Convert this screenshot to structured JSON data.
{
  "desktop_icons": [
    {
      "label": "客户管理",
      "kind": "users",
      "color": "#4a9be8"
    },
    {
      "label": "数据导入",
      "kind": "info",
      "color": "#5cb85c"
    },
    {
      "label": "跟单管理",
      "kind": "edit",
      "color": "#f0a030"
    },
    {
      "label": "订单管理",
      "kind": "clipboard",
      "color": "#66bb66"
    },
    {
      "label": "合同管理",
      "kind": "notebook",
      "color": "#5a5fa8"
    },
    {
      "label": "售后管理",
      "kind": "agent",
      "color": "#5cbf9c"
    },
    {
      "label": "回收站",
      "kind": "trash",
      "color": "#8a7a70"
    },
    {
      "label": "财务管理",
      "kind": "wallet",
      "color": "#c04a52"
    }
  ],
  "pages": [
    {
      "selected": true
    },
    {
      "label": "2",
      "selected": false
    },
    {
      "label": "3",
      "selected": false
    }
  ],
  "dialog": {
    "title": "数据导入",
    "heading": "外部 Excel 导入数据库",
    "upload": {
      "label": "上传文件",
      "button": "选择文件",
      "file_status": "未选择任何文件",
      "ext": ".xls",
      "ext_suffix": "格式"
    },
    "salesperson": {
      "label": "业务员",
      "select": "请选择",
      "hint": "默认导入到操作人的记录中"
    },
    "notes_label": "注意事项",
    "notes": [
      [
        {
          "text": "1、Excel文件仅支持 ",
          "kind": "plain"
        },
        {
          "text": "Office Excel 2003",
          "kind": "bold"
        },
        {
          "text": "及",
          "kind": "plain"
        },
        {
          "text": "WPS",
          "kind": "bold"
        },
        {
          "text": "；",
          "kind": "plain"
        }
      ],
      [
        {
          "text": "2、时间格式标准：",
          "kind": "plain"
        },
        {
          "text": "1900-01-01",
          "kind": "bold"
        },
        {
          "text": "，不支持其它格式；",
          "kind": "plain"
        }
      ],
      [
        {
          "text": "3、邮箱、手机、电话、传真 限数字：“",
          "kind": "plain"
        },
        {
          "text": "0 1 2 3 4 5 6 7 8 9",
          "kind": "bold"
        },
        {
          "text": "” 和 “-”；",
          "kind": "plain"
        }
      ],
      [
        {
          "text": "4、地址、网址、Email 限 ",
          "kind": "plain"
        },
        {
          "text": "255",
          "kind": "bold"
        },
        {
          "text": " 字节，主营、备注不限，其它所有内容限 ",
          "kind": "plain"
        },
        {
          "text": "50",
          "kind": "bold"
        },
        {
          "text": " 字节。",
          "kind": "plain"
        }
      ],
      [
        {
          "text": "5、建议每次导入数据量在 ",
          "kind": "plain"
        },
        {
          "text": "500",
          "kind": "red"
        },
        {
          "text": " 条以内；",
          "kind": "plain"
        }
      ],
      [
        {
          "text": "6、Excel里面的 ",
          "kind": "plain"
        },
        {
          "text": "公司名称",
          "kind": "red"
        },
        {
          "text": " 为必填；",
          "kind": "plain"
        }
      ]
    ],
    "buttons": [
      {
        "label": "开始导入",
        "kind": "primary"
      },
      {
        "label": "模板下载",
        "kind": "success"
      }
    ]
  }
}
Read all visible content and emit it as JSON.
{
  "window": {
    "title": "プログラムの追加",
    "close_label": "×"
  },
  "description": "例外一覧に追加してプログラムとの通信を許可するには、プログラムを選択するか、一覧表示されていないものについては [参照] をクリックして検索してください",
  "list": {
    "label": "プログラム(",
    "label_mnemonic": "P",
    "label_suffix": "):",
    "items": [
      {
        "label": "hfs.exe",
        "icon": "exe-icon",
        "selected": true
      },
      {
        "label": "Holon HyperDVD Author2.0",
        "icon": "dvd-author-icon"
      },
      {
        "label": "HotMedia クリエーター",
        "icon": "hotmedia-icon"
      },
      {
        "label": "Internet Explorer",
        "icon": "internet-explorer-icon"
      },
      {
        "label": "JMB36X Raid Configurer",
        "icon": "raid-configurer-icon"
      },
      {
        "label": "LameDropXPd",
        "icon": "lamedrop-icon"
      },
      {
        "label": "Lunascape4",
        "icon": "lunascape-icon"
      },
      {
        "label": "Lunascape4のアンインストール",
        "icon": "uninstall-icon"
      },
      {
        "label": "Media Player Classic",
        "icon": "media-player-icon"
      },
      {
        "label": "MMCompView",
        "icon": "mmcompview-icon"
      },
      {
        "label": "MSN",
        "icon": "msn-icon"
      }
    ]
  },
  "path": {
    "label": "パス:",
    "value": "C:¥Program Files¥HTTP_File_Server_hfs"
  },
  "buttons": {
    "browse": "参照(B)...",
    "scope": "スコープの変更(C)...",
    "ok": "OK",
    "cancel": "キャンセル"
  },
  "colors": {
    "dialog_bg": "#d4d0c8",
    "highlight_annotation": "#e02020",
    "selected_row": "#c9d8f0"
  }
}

□ □ □

§ PROBLEM DESCRIPTION
Retype all of the entries precisely as they are.

§ SOLUTION
Convert this screenshot to structured JSON data.
{
  "desktop_icons": [
    {
      "label": "客户管理",
      "kind": "users",
      "color": "#4a9be8"
    },
    {
      "label": "数据导入",
      "kind": "info",
      "color": "#5cb85c"
    },
    {
      "label": "跟单管理",
      "kind": "edit",
      "color": "#f0a030"
    },
    {
      "label": "订单管理",
      "kind": "clipboard",
      "color": "#66bb66"
    },
    {
      "label": "合同管理",
      "kind": "notebook",
      "color": "#5a5fa8"
    },
    {
      "label": "售后管理",
      "kind": "agent",
      "color": "#5cbf9c"
    },
    {
      "label": "回收站",
      "kind": "trash",
      "color": "#8a7a70"
    },
    {
      "label": "财务管理",
      "kind": "wallet",
      "color": "#c04a52"
    }
  ],
  "pages": [
    {
      "selected": true
    },
    {
      "label": "2",
      "selected": false
    },
    {
      "label": "3",
      "selected": false
    }
  ],
  "dialog": {
    "title": "数据导入",
    "heading": "外部 Excel 导入数据库",
    "upload": {
      "label": "上传文件",
      "button": "选择文件",
      "file_status": "未选择任何文件",
      "ext": ".xls",
      "ext_suffix": "格式"
    },
    "salesperson": {
      "label": "业务员",
      "select": "请选择",
      "hint": "默认导入到操作人的记录中"
    },
    "notes_label": "注意事项",
    "notes": [
      [
        {
          "text": "1、Excel文件仅支持 ",
          "kind": "plain"
        },
        {
          "text": "Office Excel 2003",
          "kind": "bold"
        },
        {
          "text": "及",
          "kind": "plain"
        },
        {
          "text": "WPS",
          "kind": "bold"
        },
        {
          "text": "；",
          "kind": "plain"
        }
      ],
      [
        {
          "text": "2、时间格式标准：",
          "kind": "plain"
        },
        {
          "text": "1900-01-01",
          "kind": "bold"
        },
        {
          "text": "，不支持其它格式；",
          "kind": "plain"
        }
      ],
      [
        {
          "text": "3、邮箱、手机、电话、传真 限数字：“",
          "kind": "plain"
        },
        {
          "text": "0 1 2 3 4 5 6 7 8 9",
          "kind": "bold"
        },
        {
          "text": "” 和 “-”；",
          "kind": "plain"
        }
      ],
      [
        {
          "text": "4、地址、网址、Email 限 ",
          "kind": "plain"
        },
        {
          "text": "255",
          "kind": "bold"
        },
        {
          "text": " 字节，主营、备注不限，其它所有内容限 ",
          "kind": "plain"
        },
        {
          "text": "50",
          "kind": "bold"
        },
        {
          "text": " 字节。",
          "kind": "plain"
        }
      ],
      [
        {
          "text": "5、建议每次导入数据量在 ",
          "kind": "plain"
        },
        {
          "text": "500",
          "kind": "red"
        },
        {
          "text": " 条以内；",
          "kind": "plain"
        }
      ],
      [
        {
          "text": "6、Excel里面的 ",
          "kind": "plain"
        },
        {
          "text": "公司名称",
          "kind": "red"
        },
        {
          "text": " 为必填；",
          "kind": "plain"
        }
      ]
    ],
    "buttons": [
      {
        "label": "开始导入",
        "kind": "primary"
      },
      {
        "label": "模板下载",
        "kind": "success"
      }
    ]
  }
}
Read all visible content and emit it as JSON.
{
  "window": {
    "title": "プログラムの追加",
    "close_label": "×"
  },
  "description": "例外一覧に追加してプログラムとの通信を許可するには、プログラムを選択するか、一覧表示されていないものについては [参照] をクリックして検索してください",
  "list": {
    "label": "プログラム(",
    "label_mnemonic": "P",
    "label_suffix": "):",
    "items": [
      {
        "label": "hfs.exe",
        "icon": "exe-icon",
        "selected": true
      },
      {
        "label": "Holon HyperDVD Author2.0",
        "icon": "dvd-author-icon"
      },
      {
        "label": "HotMedia クリエーター",
        "icon": "hotmedia-icon"
      },
      {
        "label": "Internet Explorer",
        "icon": "internet-explorer-icon"
      },
      {
        "label": "JMB36X Raid Configurer",
        "icon": "raid-configurer-icon"
      },
      {
        "label": "LameDropXPd",
        "icon": "lamedrop-icon"
      },
      {
        "label": "Lunascape4",
        "icon": "lunascape-icon"
      },
      {
        "label": "Lunascape4のアンインストール",
        "icon": "uninstall-icon"
      },
      {
        "label": "Media Player Classic",
        "icon": "media-player-icon"
      },
      {
        "label": "MMCompView",
        "icon": "mmcompview-icon"
      },
      {
        "label": "MSN",
        "icon": "msn-icon"
      }
    ]
  },
  "path": {
    "label": "パス:",
    "value": "C:¥Program Files¥HTTP_File_Server_hfs"
  },
  "buttons": {
    "browse": "参照(B)...",
    "scope": "スコープの変更(C)...",
    "ok": "OK",
    "cancel": "キャンセル"
  },
  "colors": {
    "dialog_bg": "#d4d0c8",
    "highlight_annotation": "#e02020",
    "selected_row": "#c9d8f0"
  }
}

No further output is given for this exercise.